Extract every line that includes the string "JSON".

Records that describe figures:
▬▬▬

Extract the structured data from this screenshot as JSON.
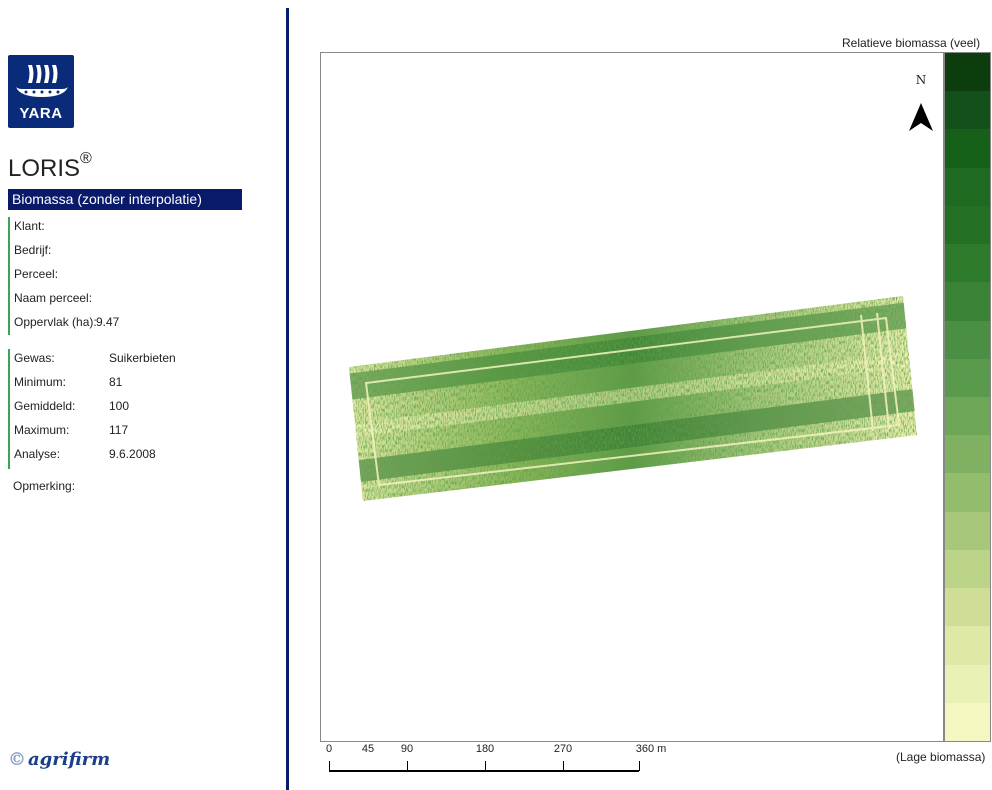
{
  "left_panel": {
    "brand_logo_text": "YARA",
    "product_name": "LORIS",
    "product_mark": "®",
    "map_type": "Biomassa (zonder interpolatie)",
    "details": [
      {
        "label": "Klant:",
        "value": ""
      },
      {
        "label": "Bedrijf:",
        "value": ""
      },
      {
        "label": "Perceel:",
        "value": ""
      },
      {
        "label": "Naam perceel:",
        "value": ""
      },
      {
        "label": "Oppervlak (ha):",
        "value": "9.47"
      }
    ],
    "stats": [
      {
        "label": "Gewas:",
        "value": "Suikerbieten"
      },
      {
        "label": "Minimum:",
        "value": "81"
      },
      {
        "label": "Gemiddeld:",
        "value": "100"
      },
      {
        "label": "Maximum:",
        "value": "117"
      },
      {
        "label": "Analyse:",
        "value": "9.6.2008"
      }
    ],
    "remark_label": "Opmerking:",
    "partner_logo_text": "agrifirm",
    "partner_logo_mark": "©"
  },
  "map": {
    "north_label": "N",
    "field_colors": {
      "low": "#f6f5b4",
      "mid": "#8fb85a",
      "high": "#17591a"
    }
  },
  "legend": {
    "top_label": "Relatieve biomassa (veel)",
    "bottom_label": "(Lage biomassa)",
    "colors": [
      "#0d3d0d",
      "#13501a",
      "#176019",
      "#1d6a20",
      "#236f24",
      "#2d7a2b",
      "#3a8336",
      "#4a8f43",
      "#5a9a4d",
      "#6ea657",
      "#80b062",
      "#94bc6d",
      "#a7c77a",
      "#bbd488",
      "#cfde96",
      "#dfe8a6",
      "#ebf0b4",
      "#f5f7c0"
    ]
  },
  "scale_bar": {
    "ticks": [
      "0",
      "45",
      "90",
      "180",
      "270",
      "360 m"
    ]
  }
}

▬▬▬

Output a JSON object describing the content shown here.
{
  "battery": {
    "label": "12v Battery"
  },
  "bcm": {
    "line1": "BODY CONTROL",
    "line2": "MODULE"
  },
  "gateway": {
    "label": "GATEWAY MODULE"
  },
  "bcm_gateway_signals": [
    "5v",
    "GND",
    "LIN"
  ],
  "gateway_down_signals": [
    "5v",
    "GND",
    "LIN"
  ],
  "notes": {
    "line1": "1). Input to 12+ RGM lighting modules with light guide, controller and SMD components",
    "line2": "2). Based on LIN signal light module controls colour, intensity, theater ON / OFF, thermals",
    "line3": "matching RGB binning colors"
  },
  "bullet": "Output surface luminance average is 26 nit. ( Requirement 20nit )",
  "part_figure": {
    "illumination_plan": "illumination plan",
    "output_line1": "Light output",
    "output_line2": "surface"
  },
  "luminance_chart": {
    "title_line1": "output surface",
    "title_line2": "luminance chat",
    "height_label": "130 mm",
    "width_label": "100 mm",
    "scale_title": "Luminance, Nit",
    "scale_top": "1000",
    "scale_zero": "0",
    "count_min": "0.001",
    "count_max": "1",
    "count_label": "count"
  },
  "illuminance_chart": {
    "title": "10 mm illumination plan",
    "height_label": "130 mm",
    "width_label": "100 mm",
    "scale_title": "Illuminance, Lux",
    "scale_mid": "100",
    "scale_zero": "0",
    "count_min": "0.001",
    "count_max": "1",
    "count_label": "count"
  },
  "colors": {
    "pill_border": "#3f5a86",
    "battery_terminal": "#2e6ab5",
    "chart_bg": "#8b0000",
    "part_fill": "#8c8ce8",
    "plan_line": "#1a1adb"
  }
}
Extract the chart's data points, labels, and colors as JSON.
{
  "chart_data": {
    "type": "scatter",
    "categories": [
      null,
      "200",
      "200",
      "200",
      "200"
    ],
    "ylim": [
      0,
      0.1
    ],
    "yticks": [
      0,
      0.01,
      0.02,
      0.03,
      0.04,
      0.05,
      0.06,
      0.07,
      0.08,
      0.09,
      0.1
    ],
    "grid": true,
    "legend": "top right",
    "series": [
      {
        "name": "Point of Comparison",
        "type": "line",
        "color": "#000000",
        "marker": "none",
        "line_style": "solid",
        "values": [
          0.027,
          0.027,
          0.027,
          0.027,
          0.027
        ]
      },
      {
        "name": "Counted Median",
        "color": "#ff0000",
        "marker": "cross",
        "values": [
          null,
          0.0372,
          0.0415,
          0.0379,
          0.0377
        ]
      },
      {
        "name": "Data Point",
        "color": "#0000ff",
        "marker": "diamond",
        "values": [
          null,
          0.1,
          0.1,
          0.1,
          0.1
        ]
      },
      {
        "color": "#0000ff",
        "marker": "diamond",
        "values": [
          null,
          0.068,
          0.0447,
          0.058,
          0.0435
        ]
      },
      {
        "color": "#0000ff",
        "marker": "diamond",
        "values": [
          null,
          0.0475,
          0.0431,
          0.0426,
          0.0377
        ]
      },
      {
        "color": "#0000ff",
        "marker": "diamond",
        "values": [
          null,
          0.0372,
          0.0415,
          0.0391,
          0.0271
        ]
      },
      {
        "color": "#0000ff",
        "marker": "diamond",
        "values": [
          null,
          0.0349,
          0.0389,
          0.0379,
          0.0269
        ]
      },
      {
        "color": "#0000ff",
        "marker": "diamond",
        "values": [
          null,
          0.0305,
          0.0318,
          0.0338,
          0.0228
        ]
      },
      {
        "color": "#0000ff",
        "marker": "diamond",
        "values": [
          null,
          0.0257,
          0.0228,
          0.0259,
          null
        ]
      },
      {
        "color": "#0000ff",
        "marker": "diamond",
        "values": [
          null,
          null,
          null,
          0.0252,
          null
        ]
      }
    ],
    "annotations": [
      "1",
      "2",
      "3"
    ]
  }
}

▬▬▬

# Task output
Extract the structured data from this screenshot as JSON.
Output a JSON object describing the content shown here.
Extract the chart's data points, labels, and colors as JSON.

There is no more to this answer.